--- Input for this task ---

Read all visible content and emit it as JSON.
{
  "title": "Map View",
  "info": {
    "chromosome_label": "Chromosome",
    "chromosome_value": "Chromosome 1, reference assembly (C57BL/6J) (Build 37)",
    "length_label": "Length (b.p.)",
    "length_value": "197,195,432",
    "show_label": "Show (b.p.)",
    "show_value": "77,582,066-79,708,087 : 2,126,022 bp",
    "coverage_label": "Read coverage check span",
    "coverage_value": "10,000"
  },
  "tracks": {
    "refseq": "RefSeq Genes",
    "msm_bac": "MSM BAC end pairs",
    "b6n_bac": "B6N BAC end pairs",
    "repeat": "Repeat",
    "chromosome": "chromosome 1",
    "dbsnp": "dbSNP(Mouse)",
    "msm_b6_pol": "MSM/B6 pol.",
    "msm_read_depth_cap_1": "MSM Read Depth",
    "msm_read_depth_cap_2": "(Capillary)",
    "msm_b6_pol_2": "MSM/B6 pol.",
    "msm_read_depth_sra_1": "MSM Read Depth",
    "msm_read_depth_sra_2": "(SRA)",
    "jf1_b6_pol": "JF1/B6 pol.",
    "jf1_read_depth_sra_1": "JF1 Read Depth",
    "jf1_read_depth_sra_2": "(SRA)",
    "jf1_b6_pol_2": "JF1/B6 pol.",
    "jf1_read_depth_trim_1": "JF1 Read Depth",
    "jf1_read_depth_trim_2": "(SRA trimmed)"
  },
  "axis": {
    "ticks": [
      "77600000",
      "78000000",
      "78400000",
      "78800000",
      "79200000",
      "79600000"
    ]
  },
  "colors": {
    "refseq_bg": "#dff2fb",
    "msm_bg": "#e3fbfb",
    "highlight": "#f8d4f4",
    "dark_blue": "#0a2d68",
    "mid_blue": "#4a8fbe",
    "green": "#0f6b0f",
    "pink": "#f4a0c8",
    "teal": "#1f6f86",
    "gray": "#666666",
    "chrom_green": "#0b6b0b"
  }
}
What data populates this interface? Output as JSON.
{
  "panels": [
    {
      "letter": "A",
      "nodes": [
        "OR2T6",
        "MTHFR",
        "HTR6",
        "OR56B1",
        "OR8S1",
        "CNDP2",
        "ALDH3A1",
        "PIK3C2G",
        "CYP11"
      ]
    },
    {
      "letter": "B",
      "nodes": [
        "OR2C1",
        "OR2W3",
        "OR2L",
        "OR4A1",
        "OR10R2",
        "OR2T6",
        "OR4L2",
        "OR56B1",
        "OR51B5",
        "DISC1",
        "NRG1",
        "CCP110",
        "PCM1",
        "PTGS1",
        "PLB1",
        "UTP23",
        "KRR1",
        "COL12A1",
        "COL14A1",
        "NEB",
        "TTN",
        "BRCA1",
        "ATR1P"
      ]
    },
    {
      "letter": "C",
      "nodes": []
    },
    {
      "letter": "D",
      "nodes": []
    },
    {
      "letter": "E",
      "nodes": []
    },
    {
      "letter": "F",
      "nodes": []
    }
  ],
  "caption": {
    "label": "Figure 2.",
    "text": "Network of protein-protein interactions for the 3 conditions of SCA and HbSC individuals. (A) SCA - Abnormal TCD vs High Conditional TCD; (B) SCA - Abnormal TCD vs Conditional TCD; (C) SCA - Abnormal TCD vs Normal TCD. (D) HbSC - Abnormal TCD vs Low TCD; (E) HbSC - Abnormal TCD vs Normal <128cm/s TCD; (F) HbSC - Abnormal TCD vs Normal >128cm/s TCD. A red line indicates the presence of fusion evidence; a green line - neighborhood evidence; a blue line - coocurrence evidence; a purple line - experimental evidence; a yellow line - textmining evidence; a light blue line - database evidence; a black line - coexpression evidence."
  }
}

---
--- Input for this task ---

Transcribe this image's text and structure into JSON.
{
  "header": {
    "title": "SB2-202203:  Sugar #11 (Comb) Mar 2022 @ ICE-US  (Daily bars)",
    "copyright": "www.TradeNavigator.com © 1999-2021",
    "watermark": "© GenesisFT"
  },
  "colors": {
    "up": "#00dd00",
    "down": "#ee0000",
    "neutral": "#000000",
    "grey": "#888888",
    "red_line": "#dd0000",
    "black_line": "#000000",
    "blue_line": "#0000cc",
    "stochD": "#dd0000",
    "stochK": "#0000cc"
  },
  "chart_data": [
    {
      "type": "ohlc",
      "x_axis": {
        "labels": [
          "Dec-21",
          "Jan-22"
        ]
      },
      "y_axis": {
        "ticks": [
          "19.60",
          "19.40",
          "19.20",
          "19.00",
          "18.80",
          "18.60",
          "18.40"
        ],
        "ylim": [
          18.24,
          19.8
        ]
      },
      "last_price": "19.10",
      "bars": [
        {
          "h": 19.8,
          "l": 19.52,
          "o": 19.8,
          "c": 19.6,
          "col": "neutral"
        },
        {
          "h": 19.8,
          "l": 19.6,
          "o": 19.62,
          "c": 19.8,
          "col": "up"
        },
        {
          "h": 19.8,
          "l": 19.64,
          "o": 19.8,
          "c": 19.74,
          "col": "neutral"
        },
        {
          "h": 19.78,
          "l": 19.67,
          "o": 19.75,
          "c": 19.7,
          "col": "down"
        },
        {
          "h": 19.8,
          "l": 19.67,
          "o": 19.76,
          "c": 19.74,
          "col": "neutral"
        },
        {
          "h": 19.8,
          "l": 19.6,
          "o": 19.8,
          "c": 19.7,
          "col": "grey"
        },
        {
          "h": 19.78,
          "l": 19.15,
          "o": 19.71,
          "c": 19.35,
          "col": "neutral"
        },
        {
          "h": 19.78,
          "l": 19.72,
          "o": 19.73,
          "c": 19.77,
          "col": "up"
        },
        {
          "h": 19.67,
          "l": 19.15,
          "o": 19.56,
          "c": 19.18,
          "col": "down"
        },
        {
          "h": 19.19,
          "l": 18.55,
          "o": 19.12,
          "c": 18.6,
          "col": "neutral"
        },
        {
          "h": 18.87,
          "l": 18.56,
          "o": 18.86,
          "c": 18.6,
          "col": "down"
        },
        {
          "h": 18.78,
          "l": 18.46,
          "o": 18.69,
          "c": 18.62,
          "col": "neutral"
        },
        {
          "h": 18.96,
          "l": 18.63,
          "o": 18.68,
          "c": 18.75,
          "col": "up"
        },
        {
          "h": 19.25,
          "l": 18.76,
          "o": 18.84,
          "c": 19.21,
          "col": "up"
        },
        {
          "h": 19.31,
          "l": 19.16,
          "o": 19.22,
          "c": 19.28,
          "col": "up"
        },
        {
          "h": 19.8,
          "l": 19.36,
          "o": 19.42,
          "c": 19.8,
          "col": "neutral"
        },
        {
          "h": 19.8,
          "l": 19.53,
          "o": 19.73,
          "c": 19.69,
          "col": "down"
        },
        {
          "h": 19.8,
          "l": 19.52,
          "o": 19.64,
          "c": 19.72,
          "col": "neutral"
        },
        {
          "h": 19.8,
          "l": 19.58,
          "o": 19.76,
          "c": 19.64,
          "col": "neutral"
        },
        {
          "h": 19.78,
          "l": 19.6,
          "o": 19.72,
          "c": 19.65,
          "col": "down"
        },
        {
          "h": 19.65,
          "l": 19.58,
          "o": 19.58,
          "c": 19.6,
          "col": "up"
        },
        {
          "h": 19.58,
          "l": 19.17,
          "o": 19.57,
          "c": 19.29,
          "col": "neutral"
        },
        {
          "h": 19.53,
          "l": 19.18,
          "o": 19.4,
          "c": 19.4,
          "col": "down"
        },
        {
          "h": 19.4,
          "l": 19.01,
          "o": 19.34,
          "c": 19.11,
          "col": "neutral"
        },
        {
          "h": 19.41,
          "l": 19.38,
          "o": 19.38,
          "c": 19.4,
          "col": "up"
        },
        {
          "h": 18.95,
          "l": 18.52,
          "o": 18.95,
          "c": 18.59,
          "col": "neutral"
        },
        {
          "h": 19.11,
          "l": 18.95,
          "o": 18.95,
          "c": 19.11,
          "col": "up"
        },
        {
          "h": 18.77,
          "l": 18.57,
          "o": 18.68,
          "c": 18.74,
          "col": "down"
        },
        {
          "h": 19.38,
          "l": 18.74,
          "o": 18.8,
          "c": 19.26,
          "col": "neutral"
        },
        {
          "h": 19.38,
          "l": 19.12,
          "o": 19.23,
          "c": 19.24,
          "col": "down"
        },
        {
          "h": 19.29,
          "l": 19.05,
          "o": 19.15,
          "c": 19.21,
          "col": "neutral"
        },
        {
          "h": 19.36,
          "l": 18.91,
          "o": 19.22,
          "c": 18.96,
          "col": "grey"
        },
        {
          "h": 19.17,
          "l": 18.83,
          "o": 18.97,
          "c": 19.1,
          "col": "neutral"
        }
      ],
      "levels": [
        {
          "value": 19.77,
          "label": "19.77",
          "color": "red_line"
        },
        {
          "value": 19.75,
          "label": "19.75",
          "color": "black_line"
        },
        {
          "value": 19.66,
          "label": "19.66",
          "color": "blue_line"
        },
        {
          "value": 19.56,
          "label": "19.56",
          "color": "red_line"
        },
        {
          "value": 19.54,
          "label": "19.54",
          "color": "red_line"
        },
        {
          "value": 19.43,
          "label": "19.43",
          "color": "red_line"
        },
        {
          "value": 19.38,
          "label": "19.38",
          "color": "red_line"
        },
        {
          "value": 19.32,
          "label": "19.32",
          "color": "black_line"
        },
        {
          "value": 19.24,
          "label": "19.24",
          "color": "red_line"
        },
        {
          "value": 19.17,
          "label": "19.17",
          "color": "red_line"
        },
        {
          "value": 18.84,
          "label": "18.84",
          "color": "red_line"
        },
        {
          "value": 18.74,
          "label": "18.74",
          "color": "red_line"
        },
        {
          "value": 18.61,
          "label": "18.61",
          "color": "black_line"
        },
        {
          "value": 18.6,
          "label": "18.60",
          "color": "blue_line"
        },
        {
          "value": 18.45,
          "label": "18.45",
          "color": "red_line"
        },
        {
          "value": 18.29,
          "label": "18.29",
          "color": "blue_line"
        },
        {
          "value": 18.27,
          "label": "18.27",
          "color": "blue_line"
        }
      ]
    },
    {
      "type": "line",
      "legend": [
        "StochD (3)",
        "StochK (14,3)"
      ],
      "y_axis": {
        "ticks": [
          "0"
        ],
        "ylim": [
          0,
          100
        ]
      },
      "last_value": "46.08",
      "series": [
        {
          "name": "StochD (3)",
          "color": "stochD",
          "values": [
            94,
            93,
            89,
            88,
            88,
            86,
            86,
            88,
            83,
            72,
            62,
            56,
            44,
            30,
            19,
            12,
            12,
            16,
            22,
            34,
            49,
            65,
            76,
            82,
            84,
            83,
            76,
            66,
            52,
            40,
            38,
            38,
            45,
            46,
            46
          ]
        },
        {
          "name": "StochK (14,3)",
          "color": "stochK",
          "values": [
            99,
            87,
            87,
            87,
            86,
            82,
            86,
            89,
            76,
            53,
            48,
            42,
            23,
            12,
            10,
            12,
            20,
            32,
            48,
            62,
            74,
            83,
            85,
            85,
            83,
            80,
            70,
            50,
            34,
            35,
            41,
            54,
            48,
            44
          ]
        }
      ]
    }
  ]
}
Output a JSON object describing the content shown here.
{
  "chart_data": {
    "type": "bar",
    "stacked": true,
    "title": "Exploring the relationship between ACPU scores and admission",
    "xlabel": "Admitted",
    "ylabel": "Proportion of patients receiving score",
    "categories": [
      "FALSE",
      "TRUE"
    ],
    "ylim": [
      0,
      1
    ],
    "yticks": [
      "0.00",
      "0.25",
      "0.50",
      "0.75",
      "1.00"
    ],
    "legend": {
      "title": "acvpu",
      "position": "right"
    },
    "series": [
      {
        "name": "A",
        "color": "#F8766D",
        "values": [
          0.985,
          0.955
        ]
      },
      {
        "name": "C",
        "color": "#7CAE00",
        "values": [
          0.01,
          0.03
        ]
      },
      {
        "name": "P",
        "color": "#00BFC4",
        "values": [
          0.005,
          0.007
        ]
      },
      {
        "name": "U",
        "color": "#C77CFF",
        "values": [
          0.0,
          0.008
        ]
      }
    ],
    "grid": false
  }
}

---

_Exercise requirements_
If a line above holds the string "Output", copy it out.

_Task response_
What data populates this interface? Output as JSON.
Output a JSON object describing the content shown here.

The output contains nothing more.